All the entries need to be quoted exactly, apart from the pictures, which you should drop.

++++++++++++++++++++

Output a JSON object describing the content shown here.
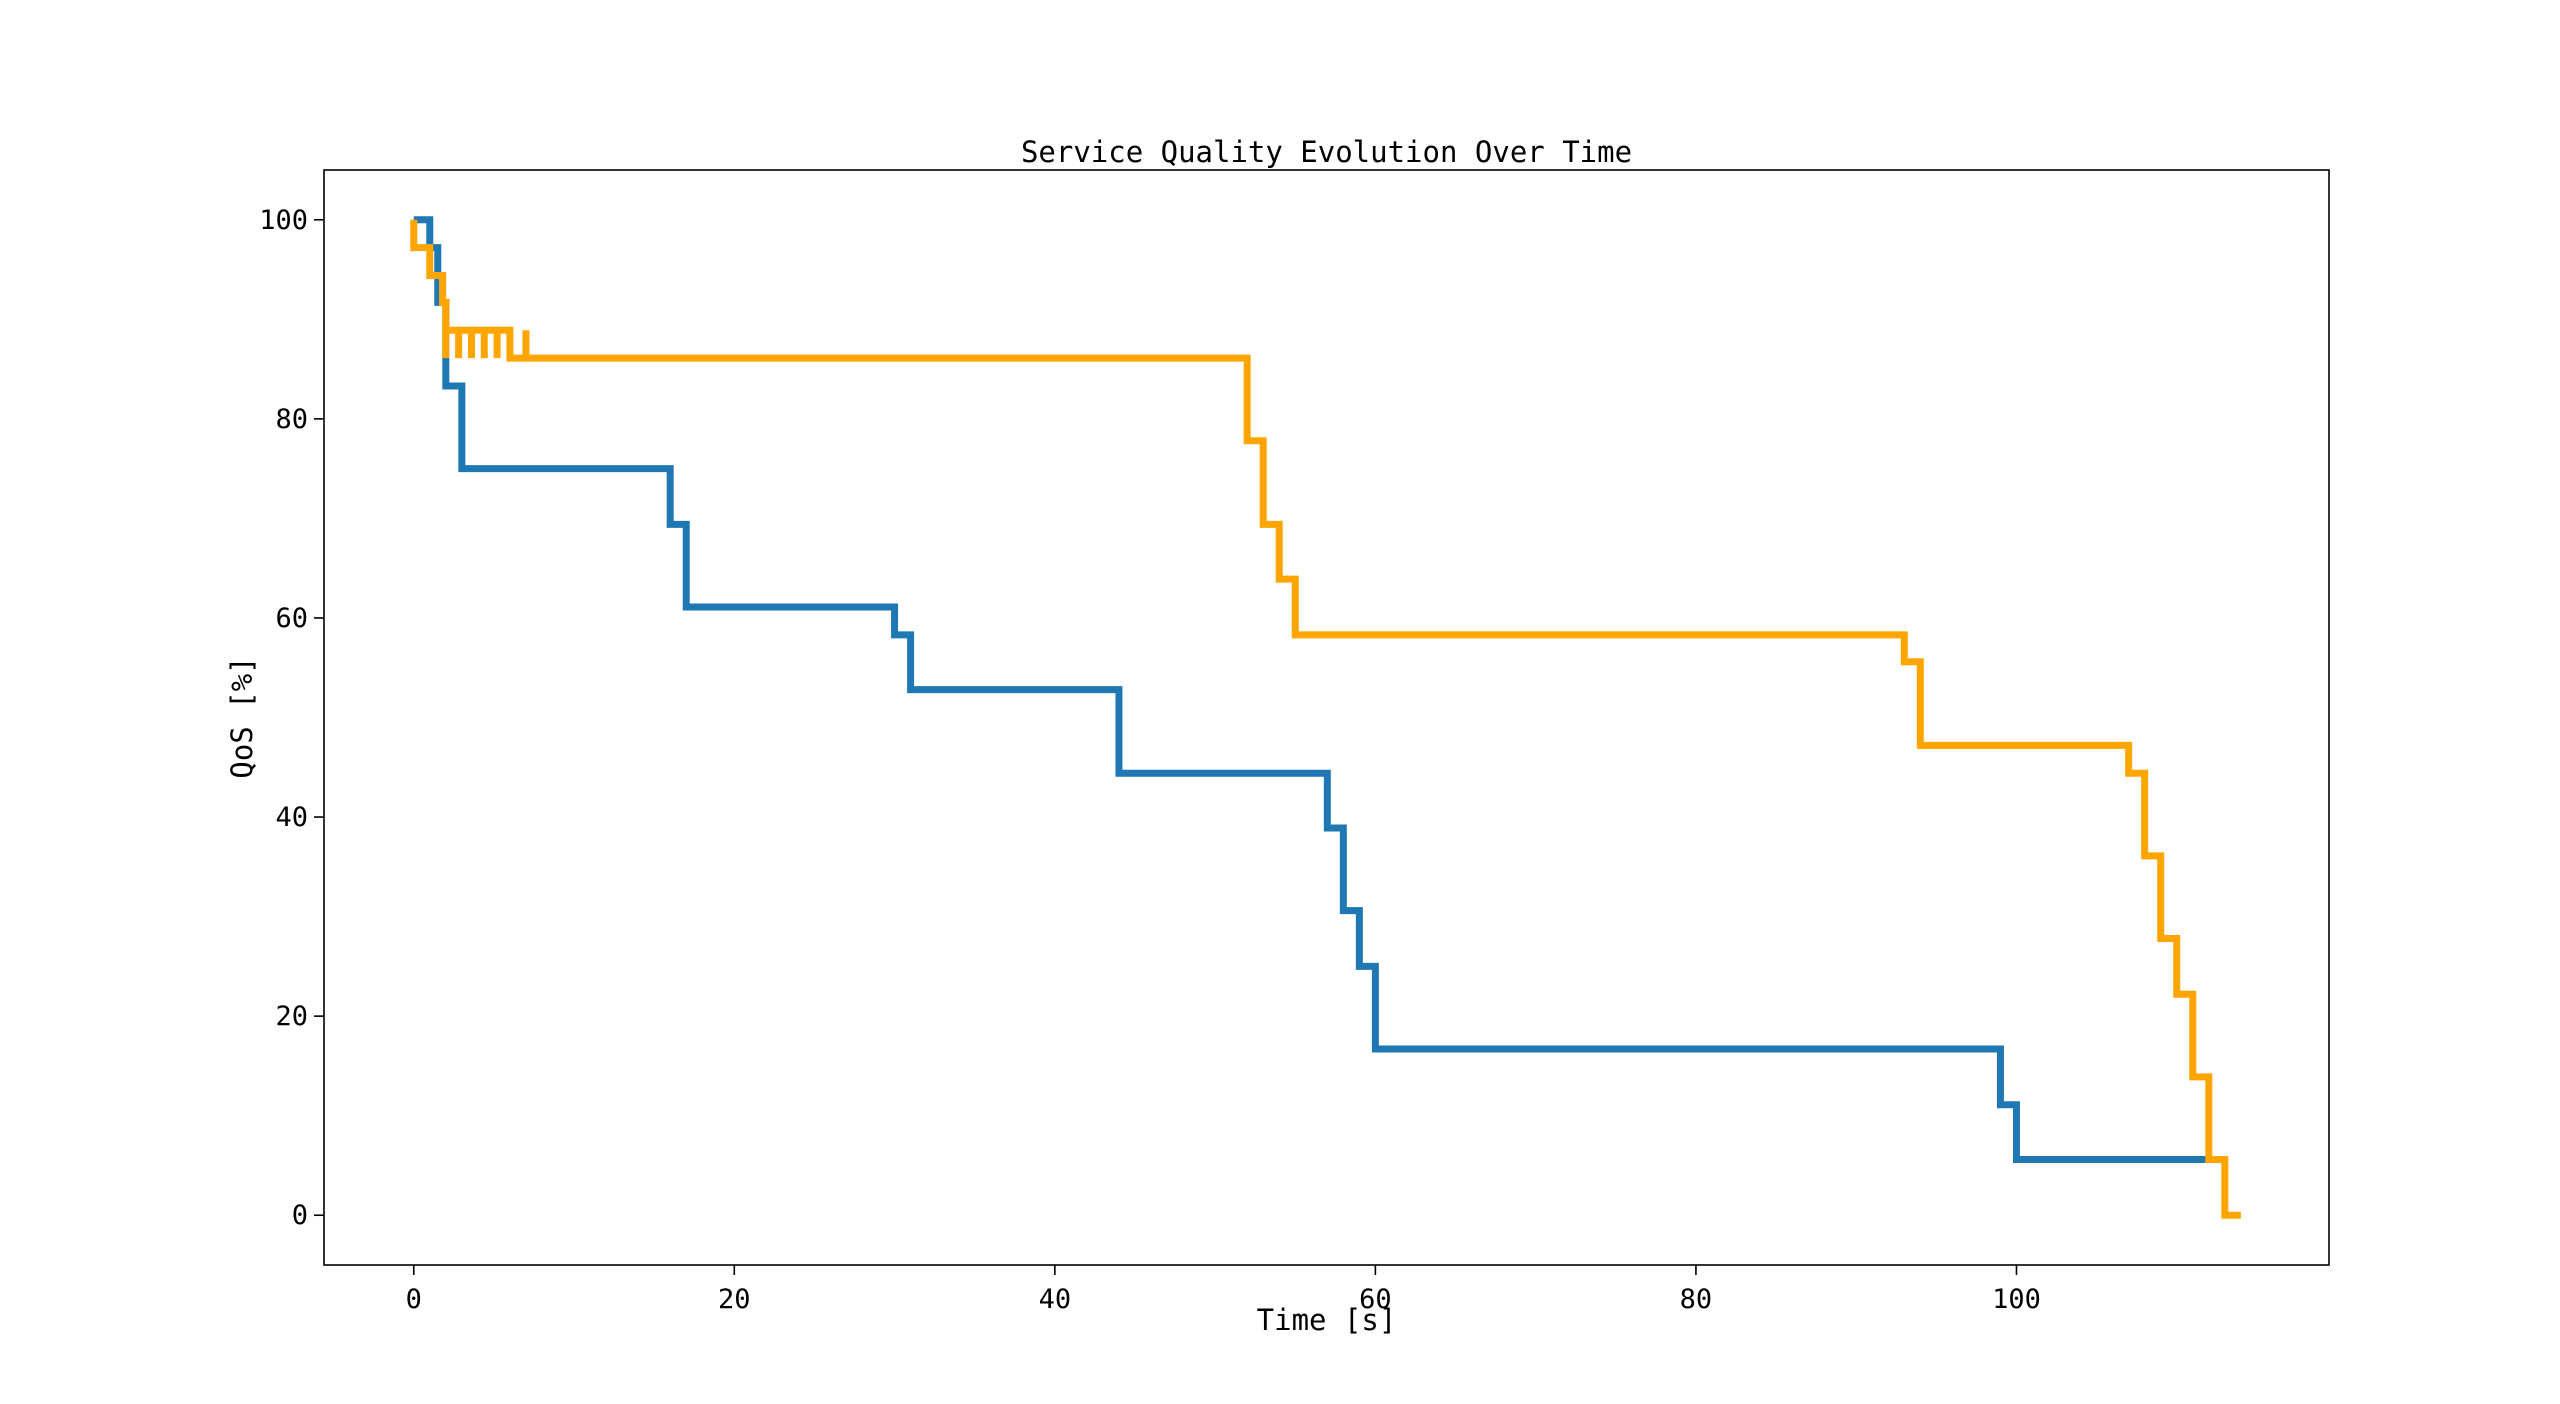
{
  "chart_data": {
    "type": "line",
    "step": "post",
    "title": "Service Quality Evolution Over Time",
    "xlabel": "Time [s]",
    "ylabel": "QoS [%]",
    "xlim": [
      -5.6,
      119.5
    ],
    "ylim": [
      -5,
      105
    ],
    "xticks": [
      0,
      20,
      40,
      60,
      80,
      100
    ],
    "yticks": [
      0,
      20,
      40,
      60,
      80,
      100
    ],
    "grid": false,
    "legend": "none",
    "series": [
      {
        "color": "#1f77b4",
        "x": [
          0,
          1,
          1.5,
          2,
          3,
          16,
          17,
          30,
          31,
          44,
          57,
          58,
          59,
          60,
          99,
          100,
          111.9
        ],
        "y": [
          100,
          97.2,
          91.7,
          83.3,
          75,
          69.4,
          61.1,
          58.3,
          52.8,
          44.4,
          38.9,
          30.6,
          25,
          16.7,
          11.1,
          5.6,
          5.6
        ]
      },
      {
        "color": "#ffa500",
        "x": [
          0,
          0,
          1,
          1.8,
          2,
          2,
          2.8,
          2.8,
          3.6,
          3.6,
          4.4,
          4.4,
          5.2,
          5.2,
          6,
          6,
          7,
          7,
          52,
          53,
          54,
          55,
          93,
          94,
          107,
          108,
          109,
          110,
          111,
          112,
          113,
          114
        ],
        "y": [
          100,
          97.2,
          94.4,
          91.7,
          86.1,
          88.9,
          86.1,
          88.9,
          86.1,
          88.9,
          86.1,
          88.9,
          86.1,
          88.9,
          86.1,
          86.1,
          88.9,
          86.1,
          77.8,
          69.4,
          63.9,
          58.3,
          55.6,
          47.2,
          44.4,
          36.1,
          27.8,
          22.2,
          13.9,
          5.6,
          0,
          0
        ]
      }
    ]
  }
}
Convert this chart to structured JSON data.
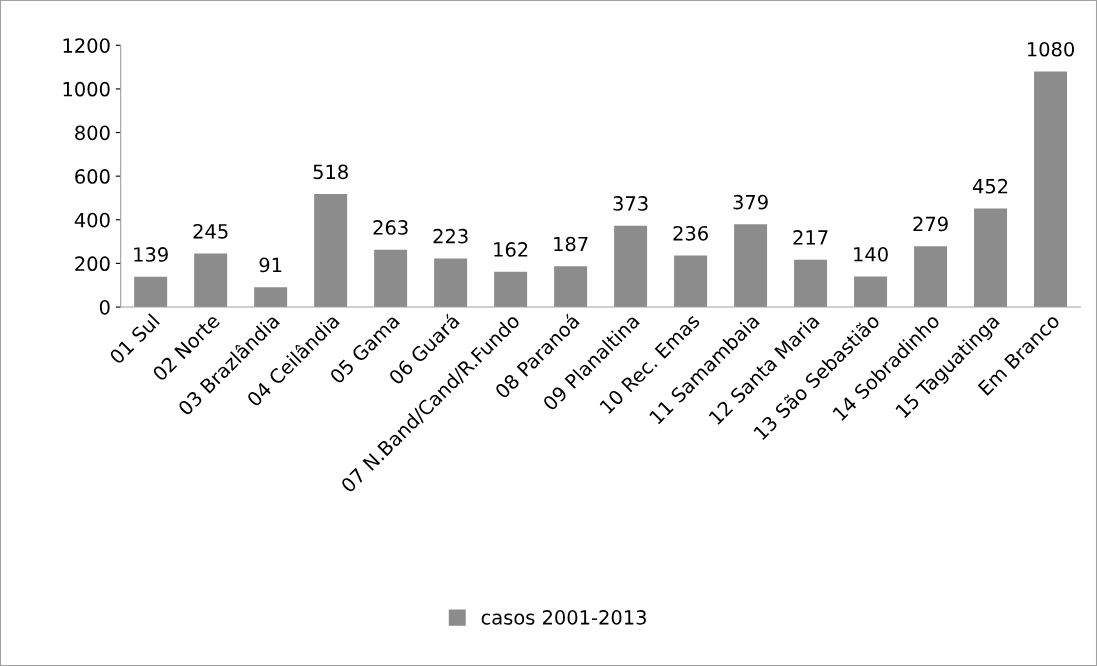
{
  "chart_data": {
    "type": "bar",
    "categories": [
      "01 Sul",
      "02 Norte",
      "03 Brazlândia",
      "04 Ceilândia",
      "05 Gama",
      "06 Guará",
      "07 N.Band/Cand/R.Fundo",
      "08 Paranoá",
      "09 Planaltina",
      "10 Rec. Emas",
      "11 Samambaia",
      "12 Santa Maria",
      "13 São Sebastião",
      "14 Sobradinho",
      "15 Taguatinga",
      "Em Branco"
    ],
    "series": [
      {
        "name": "casos 2001-2013",
        "color": "#8c8c8c",
        "values": [
          139,
          245,
          91,
          518,
          263,
          223,
          162,
          187,
          373,
          236,
          379,
          217,
          140,
          279,
          452,
          1080
        ]
      }
    ],
    "ylim": [
      0,
      1200
    ],
    "yticks": [
      0,
      200,
      400,
      600,
      800,
      1000,
      1200
    ],
    "data_labels": true,
    "grid": false,
    "legend": "bottom"
  }
}
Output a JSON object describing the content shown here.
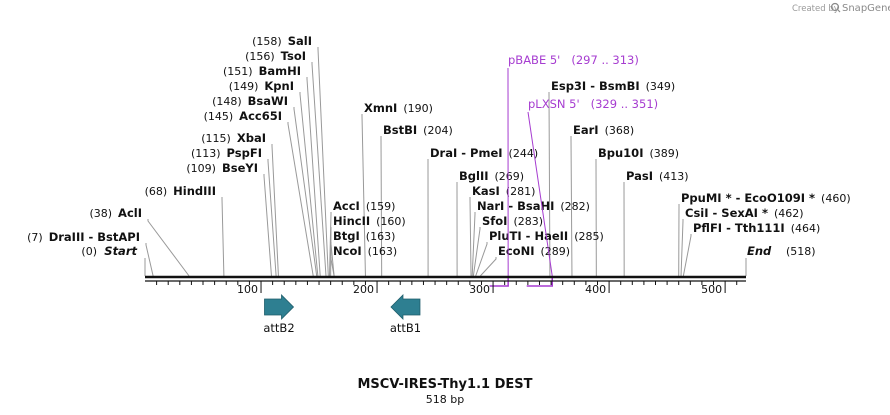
{
  "header": {
    "credit": "Created by",
    "brand": "SnapGene"
  },
  "map": {
    "title": "MSCV-IRES-Thy1.1 DEST",
    "length_label": "518 bp",
    "length": 518,
    "start_label": "Start",
    "start_pos": "(0)",
    "end_label": "End",
    "end_pos": "(518)"
  },
  "ruler": {
    "ticks": [
      "100",
      "200",
      "300",
      "400",
      "500"
    ]
  },
  "sites": [
    {
      "name": "DraIII",
      "name2": "BstAPI",
      "pos": "(7)",
      "bp": 7
    },
    {
      "name": "AclI",
      "pos": "(38)",
      "bp": 38
    },
    {
      "name": "HindIII",
      "pos": "(68)",
      "bp": 68
    },
    {
      "name": "BseYI",
      "pos": "(109)",
      "bp": 109
    },
    {
      "name": "PspFI",
      "pos": "(113)",
      "bp": 113
    },
    {
      "name": "XbaI",
      "pos": "(115)",
      "bp": 115
    },
    {
      "name": "Acc65I",
      "pos": "(145)",
      "bp": 145
    },
    {
      "name": "BsaWI",
      "pos": "(148)",
      "bp": 148
    },
    {
      "name": "KpnI",
      "pos": "(149)",
      "bp": 149
    },
    {
      "name": "BamHI",
      "pos": "(151)",
      "bp": 151
    },
    {
      "name": "TsoI",
      "pos": "(156)",
      "bp": 156
    },
    {
      "name": "SalI",
      "pos": "(158)",
      "bp": 158
    },
    {
      "name": "NcoI",
      "pos": "(163)",
      "bp": 163
    },
    {
      "name": "BtgI",
      "pos": "(163)",
      "bp": 163
    },
    {
      "name": "HincII",
      "pos": "(160)",
      "bp": 160
    },
    {
      "name": "AccI",
      "pos": "(159)",
      "bp": 159
    },
    {
      "name": "BstBI",
      "pos": "(204)",
      "bp": 204
    },
    {
      "name": "XmnI",
      "pos": "(190)",
      "bp": 190
    },
    {
      "name": "DraI",
      "name2": "PmeI",
      "pos": "(244)",
      "bp": 244
    },
    {
      "name": "BglII",
      "pos": "(269)",
      "bp": 269
    },
    {
      "name": "KasI",
      "pos": "(281)",
      "bp": 281
    },
    {
      "name": "NarI",
      "name2": "BsaHI",
      "pos": "(282)",
      "bp": 282
    },
    {
      "name": "SfoI",
      "pos": "(283)",
      "bp": 283
    },
    {
      "name": "PluTI",
      "name2": "HaeII",
      "pos": "(285)",
      "bp": 285
    },
    {
      "name": "EcoNI",
      "pos": "(289)",
      "bp": 289
    },
    {
      "name": "Esp3I",
      "name2": "BsmBI",
      "pos": "(349)",
      "bp": 349
    },
    {
      "name": "EarI",
      "pos": "(368)",
      "bp": 368
    },
    {
      "name": "Bpu10I",
      "pos": "(389)",
      "bp": 389
    },
    {
      "name": "PasI",
      "pos": "(413)",
      "bp": 413
    },
    {
      "name": "PpuMI *",
      "name2": "EcoO109I *",
      "pos": "(460)",
      "bp": 460
    },
    {
      "name": "CsiI",
      "name2": "SexAI *",
      "pos": "(462)",
      "bp": 462
    },
    {
      "name": "PflFI",
      "name2": "Tth111I",
      "pos": "(464)",
      "bp": 464
    }
  ],
  "primers": [
    {
      "name": "pBABE 5'",
      "range": "(297 .. 313)",
      "start": 297,
      "end": 313
    },
    {
      "name": "pLXSN 5'",
      "range": "(329 .. 351)",
      "start": 329,
      "end": 351
    }
  ],
  "features": [
    {
      "name": "attB2",
      "start": 103,
      "end": 128,
      "direction": "right"
    },
    {
      "name": "attB1",
      "start": 212,
      "end": 237,
      "direction": "left"
    }
  ],
  "colors": {
    "primer": "#a63cd0",
    "feature": "#2e7f91",
    "backbone": "#111111"
  }
}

++++++++++++++++++++

Answer for the task:
Output a JSON object describing the content shown here.
{
  "chart_data": {
    "type": "line",
    "step": "post",
    "title": "Service Quality Evolution Over Time",
    "xlabel": "Time [s]",
    "ylabel": "QoS [%]",
    "xlim": [
      -5.6,
      119.5
    ],
    "ylim": [
      -5,
      105
    ],
    "xticks": [
      0,
      20,
      40,
      60,
      80,
      100
    ],
    "yticks": [
      0,
      20,
      40,
      60,
      80,
      100
    ],
    "grid": false,
    "legend": "none",
    "series": [
      {
        "color": "#1f77b4",
        "x": [
          0,
          1,
          1.5,
          2,
          3,
          16,
          17,
          30,
          31,
          44,
          57,
          58,
          59,
          60,
          99,
          100,
          111.9
        ],
        "y": [
          100,
          97.2,
          91.7,
          83.3,
          75,
          69.4,
          61.1,
          58.3,
          52.8,
          44.4,
          38.9,
          30.6,
          25,
          16.7,
          11.1,
          5.6,
          5.6
        ]
      },
      {
        "color": "#ffa500",
        "x": [
          0,
          0,
          1,
          1.8,
          2,
          2,
          2.8,
          2.8,
          3.6,
          3.6,
          4.4,
          4.4,
          5.2,
          5.2,
          6,
          6,
          7,
          7,
          52,
          53,
          54,
          55,
          93,
          94,
          107,
          108,
          109,
          110,
          111,
          112,
          113,
          114
        ],
        "y": [
          100,
          97.2,
          94.4,
          91.7,
          86.1,
          88.9,
          86.1,
          88.9,
          86.1,
          88.9,
          86.1,
          88.9,
          86.1,
          88.9,
          86.1,
          86.1,
          88.9,
          86.1,
          77.8,
          69.4,
          63.9,
          58.3,
          55.6,
          47.2,
          44.4,
          36.1,
          27.8,
          22.2,
          13.9,
          5.6,
          0,
          0
        ]
      }
    ]
  }
}
Convert this chart to structured JSON data.
{
  "chart_data": {
    "type": "bar",
    "categories": [
      "01 Sul",
      "02 Norte",
      "03 Brazlândia",
      "04 Ceilândia",
      "05 Gama",
      "06 Guará",
      "07 N.Band/Cand/R.Fundo",
      "08 Paranoá",
      "09 Planaltina",
      "10 Rec. Emas",
      "11 Samambaia",
      "12 Santa Maria",
      "13 São Sebastião",
      "14 Sobradinho",
      "15 Taguatinga",
      "Em Branco"
    ],
    "series": [
      {
        "name": "casos 2001-2013",
        "color": "#8c8c8c",
        "values": [
          139,
          245,
          91,
          518,
          263,
          223,
          162,
          187,
          373,
          236,
          379,
          217,
          140,
          279,
          452,
          1080
        ]
      }
    ],
    "ylim": [
      0,
      1200
    ],
    "yticks": [
      0,
      200,
      400,
      600,
      800,
      1000,
      1200
    ],
    "data_labels": true,
    "grid": false,
    "legend": "bottom"
  }
}
Output a JSON object describing the content shown here.
{
  "header": {
    "credit": "Created by",
    "brand": "SnapGene"
  },
  "map": {
    "title": "MSCV-IRES-Thy1.1 DEST",
    "length_label": "518 bp",
    "length": 518,
    "start_label": "Start",
    "start_pos": "(0)",
    "end_label": "End",
    "end_pos": "(518)"
  },
  "ruler": {
    "ticks": [
      "100",
      "200",
      "300",
      "400",
      "500"
    ]
  },
  "sites": [
    {
      "name": "DraIII",
      "name2": "BstAPI",
      "pos": "(7)",
      "bp": 7
    },
    {
      "name": "AclI",
      "pos": "(38)",
      "bp": 38
    },
    {
      "name": "HindIII",
      "pos": "(68)",
      "bp": 68
    },
    {
      "name": "BseYI",
      "pos": "(109)",
      "bp": 109
    },
    {
      "name": "PspFI",
      "pos": "(113)",
      "bp": 113
    },
    {
      "name": "XbaI",
      "pos": "(115)",
      "bp": 115
    },
    {
      "name": "Acc65I",
      "pos": "(145)",
      "bp": 145
    },
    {
      "name": "BsaWI",
      "pos": "(148)",
      "bp": 148
    },
    {
      "name": "KpnI",
      "pos": "(149)",
      "bp": 149
    },
    {
      "name": "BamHI",
      "pos": "(151)",
      "bp": 151
    },
    {
      "name": "TsoI",
      "pos": "(156)",
      "bp": 156
    },
    {
      "name": "SalI",
      "pos": "(158)",
      "bp": 158
    },
    {
      "name": "NcoI",
      "pos": "(163)",
      "bp": 163
    },
    {
      "name": "BtgI",
      "pos": "(163)",
      "bp": 163
    },
    {
      "name": "HincII",
      "pos": "(160)",
      "bp": 160
    },
    {
      "name": "AccI",
      "pos": "(159)",
      "bp": 159
    },
    {
      "name": "BstBI",
      "pos": "(204)",
      "bp": 204
    },
    {
      "name": "XmnI",
      "pos": "(190)",
      "bp": 190
    },
    {
      "name": "DraI",
      "name2": "PmeI",
      "pos": "(244)",
      "bp": 244
    },
    {
      "name": "BglII",
      "pos": "(269)",
      "bp": 269
    },
    {
      "name": "KasI",
      "pos": "(281)",
      "bp": 281
    },
    {
      "name": "NarI",
      "name2": "BsaHI",
      "pos": "(282)",
      "bp": 282
    },
    {
      "name": "SfoI",
      "pos": "(283)",
      "bp": 283
    },
    {
      "name": "PluTI",
      "name2": "HaeII",
      "pos": "(285)",
      "bp": 285
    },
    {
      "name": "EcoNI",
      "pos": "(289)",
      "bp": 289
    },
    {
      "name": "Esp3I",
      "name2": "BsmBI",
      "pos": "(349)",
      "bp": 349
    },
    {
      "name": "EarI",
      "pos": "(368)",
      "bp": 368
    },
    {
      "name": "Bpu10I",
      "pos": "(389)",
      "bp": 389
    },
    {
      "name": "PasI",
      "pos": "(413)",
      "bp": 413
    },
    {
      "name": "PpuMI *",
      "name2": "EcoO109I *",
      "pos": "(460)",
      "bp": 460
    },
    {
      "name": "CsiI",
      "name2": "SexAI *",
      "pos": "(462)",
      "bp": 462
    },
    {
      "name": "PflFI",
      "name2": "Tth111I",
      "pos": "(464)",
      "bp": 464
    }
  ],
  "primers": [
    {
      "name": "pBABE 5'",
      "range": "(297 .. 313)",
      "start": 297,
      "end": 313
    },
    {
      "name": "pLXSN 5'",
      "range": "(329 .. 351)",
      "start": 329,
      "end": 351
    }
  ],
  "features": [
    {
      "name": "attB2",
      "start": 103,
      "end": 128,
      "direction": "right"
    },
    {
      "name": "attB1",
      "start": 212,
      "end": 237,
      "direction": "left"
    }
  ],
  "colors": {
    "primer": "#a63cd0",
    "feature": "#2e7f91",
    "backbone": "#111111"
  }
}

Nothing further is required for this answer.